Given instruction: Pick out all lines in the listing holding the string "Guitar" and copy them.
## Start
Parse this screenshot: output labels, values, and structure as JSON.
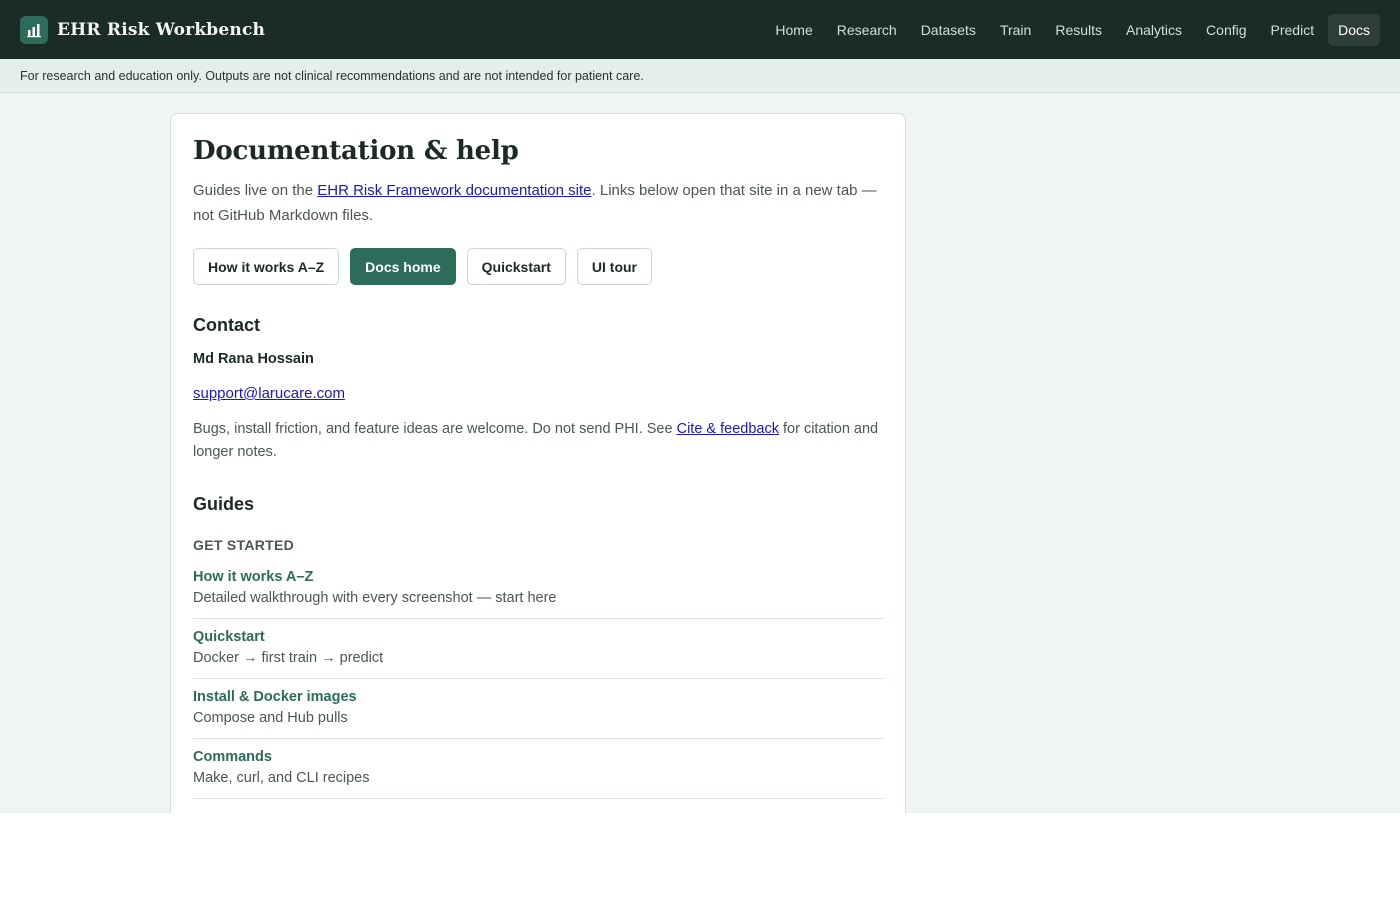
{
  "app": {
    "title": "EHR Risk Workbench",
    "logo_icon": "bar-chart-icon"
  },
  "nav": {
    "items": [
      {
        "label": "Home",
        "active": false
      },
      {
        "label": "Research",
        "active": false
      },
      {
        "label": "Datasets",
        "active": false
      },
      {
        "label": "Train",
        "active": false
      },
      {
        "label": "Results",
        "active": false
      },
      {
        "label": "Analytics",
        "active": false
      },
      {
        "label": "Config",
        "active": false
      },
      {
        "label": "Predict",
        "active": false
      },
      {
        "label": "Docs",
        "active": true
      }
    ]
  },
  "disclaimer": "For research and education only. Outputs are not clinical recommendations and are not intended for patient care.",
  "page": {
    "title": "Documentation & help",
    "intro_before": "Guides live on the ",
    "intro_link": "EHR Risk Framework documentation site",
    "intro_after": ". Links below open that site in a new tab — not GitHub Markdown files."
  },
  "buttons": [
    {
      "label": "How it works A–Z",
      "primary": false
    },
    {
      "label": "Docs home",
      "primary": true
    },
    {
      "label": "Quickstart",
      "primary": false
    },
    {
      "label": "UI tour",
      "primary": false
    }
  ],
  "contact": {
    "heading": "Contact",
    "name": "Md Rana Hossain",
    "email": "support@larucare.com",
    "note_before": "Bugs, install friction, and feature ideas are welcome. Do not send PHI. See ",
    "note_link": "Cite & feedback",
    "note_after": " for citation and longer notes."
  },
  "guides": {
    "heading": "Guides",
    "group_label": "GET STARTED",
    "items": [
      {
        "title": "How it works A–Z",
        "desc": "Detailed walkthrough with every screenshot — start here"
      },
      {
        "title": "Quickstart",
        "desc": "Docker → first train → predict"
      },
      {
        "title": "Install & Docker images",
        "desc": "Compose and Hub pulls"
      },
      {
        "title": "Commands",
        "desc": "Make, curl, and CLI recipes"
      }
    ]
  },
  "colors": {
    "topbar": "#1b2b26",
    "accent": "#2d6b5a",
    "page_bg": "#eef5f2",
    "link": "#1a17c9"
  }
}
## End
## Start
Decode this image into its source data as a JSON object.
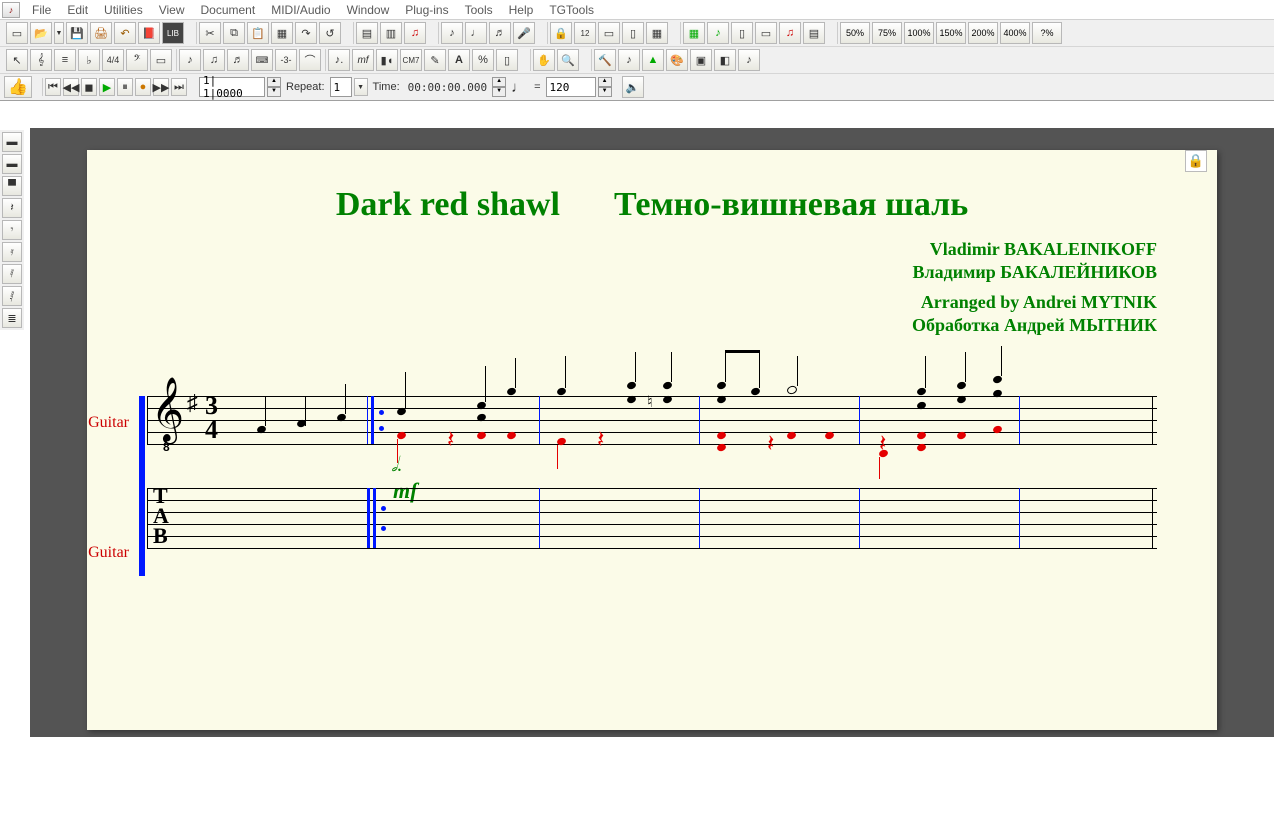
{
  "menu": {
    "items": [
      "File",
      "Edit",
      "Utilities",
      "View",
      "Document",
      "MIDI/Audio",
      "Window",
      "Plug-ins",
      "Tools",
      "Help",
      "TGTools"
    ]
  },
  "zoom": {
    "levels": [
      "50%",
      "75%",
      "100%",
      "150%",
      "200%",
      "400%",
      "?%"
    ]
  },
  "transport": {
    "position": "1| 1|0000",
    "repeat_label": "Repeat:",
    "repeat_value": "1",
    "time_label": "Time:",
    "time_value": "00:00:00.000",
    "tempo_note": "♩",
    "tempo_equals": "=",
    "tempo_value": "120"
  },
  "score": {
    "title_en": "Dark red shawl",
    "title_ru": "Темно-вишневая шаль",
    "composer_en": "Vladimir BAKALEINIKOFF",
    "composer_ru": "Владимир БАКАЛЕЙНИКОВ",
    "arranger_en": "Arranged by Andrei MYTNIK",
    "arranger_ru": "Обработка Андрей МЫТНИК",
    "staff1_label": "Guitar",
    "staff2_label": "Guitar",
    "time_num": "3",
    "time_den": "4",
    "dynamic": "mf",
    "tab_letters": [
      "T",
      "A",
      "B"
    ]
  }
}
## End
Complete answer:
    "staff1_label": "Guitar",
    "staff2_label": "Guitar",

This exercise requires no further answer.